> _GOAL_
Each line that holds the word "kvinner" is to be identified and copied.

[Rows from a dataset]
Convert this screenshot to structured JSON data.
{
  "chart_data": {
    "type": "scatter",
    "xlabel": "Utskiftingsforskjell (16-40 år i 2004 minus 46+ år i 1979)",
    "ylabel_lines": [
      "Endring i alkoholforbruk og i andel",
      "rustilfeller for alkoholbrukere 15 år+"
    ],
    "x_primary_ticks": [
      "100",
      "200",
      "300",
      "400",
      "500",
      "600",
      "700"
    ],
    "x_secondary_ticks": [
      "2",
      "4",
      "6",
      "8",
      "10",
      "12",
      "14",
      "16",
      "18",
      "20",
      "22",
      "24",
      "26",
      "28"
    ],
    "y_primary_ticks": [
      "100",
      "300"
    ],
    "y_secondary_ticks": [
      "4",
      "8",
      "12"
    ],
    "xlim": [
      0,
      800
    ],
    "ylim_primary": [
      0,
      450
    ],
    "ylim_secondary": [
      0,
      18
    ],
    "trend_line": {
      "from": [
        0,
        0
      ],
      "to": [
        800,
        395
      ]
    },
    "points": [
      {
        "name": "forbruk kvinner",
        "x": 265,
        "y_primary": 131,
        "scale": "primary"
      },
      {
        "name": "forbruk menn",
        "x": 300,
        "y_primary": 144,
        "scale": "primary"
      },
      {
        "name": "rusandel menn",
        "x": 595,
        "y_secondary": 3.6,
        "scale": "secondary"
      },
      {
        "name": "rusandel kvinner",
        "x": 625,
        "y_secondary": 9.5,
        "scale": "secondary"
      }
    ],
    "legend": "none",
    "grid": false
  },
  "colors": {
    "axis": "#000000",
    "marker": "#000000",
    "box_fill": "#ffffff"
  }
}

> _OUTPUT BELOW_
        "name": "forbruk kvinner",
        "name": "rusandel kvinner",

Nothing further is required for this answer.